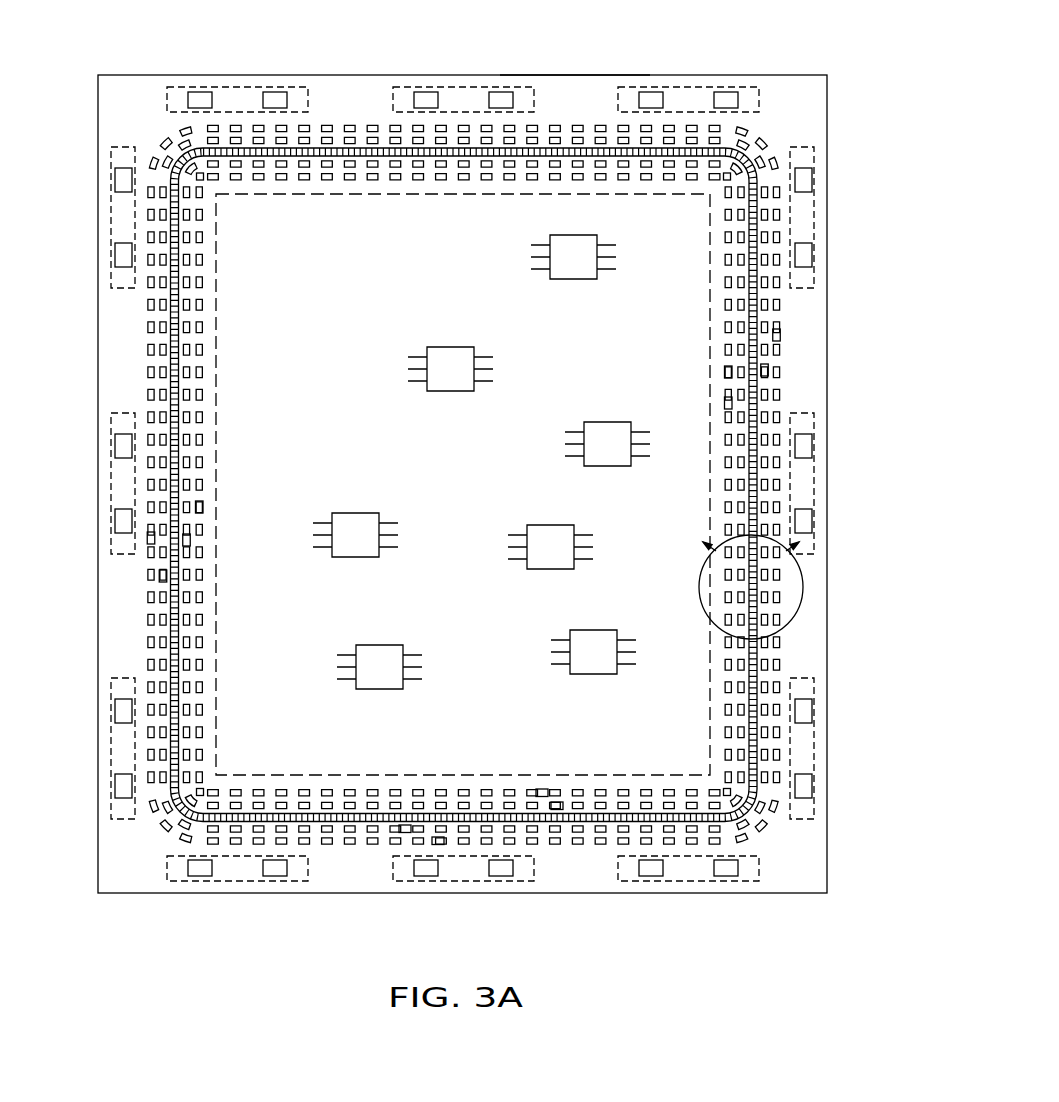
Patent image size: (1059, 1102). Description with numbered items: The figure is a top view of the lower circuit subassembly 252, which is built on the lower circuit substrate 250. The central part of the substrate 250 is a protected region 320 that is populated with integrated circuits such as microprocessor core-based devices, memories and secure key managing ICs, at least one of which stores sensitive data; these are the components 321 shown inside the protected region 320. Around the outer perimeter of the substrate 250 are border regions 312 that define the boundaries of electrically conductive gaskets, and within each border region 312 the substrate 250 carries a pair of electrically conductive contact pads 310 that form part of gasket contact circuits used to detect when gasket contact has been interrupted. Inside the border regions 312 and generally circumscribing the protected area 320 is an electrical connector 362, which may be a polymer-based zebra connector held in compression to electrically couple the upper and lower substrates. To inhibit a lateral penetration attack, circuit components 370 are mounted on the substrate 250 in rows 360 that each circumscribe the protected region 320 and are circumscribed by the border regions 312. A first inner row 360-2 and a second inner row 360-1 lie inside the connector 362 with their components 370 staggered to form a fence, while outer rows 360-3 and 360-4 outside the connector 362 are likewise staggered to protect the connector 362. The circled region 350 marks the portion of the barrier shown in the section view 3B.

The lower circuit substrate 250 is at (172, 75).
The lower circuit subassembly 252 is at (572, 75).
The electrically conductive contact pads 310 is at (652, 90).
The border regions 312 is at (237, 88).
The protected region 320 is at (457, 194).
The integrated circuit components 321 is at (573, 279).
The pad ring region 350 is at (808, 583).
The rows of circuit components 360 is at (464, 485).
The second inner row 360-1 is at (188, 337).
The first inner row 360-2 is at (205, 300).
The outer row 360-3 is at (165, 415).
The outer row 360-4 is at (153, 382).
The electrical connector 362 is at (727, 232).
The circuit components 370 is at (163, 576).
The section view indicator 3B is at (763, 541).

──────────

Work to do: Reproduce the lines from the first one down through the line containing "The lower circuit subassembly 252 is", both ends included, and leave the pictures out of your answer.

Solution for this exercise:
Patent image size: (1059, 1102). Description with numbered items: The figure is a top view of the lower circuit subassembly 252, which is built on the lower circuit substrate 250. The central part of the substrate 250 is a protected region 320 that is populated with integrated circuits such as microprocessor core-based devices, memories and secure key managing ICs, at least one of which stores sensitive data; these are the components 321 shown inside the protected region 320. Around the outer perimeter of the substrate 250 are border regions 312 that define the boundaries of electrically conductive gaskets, and within each border region 312 the substrate 250 carries a pair of electrically conductive contact pads 310 that form part of gasket contact circuits used to detect when gasket contact has been interrupted. Inside the border regions 312 and generally circumscribing the protected area 320 is an electrical connector 362, which may be a polymer-based zebra connector held in compression to electrically couple the upper and lower substrates. To inhibit a lateral penetration attack, circuit components 370 are mounted on the substrate 250 in rows 360 that each circumscribe the protected region 320 and are circumscribed by the border regions 312. A first inner row 360-2 and a second inner row 360-1 lie inside the connector 362 with their components 370 staggered to form a fence, while outer rows 360-3 and 360-4 outside the connector 362 are likewise staggered to protect the connector 362. The circled region 350 marks the portion of the barrier shown in the section view 3B.

The lower circuit substrate 250 is at (172, 75).
The lower circuit subassembly 252 is at (572, 75).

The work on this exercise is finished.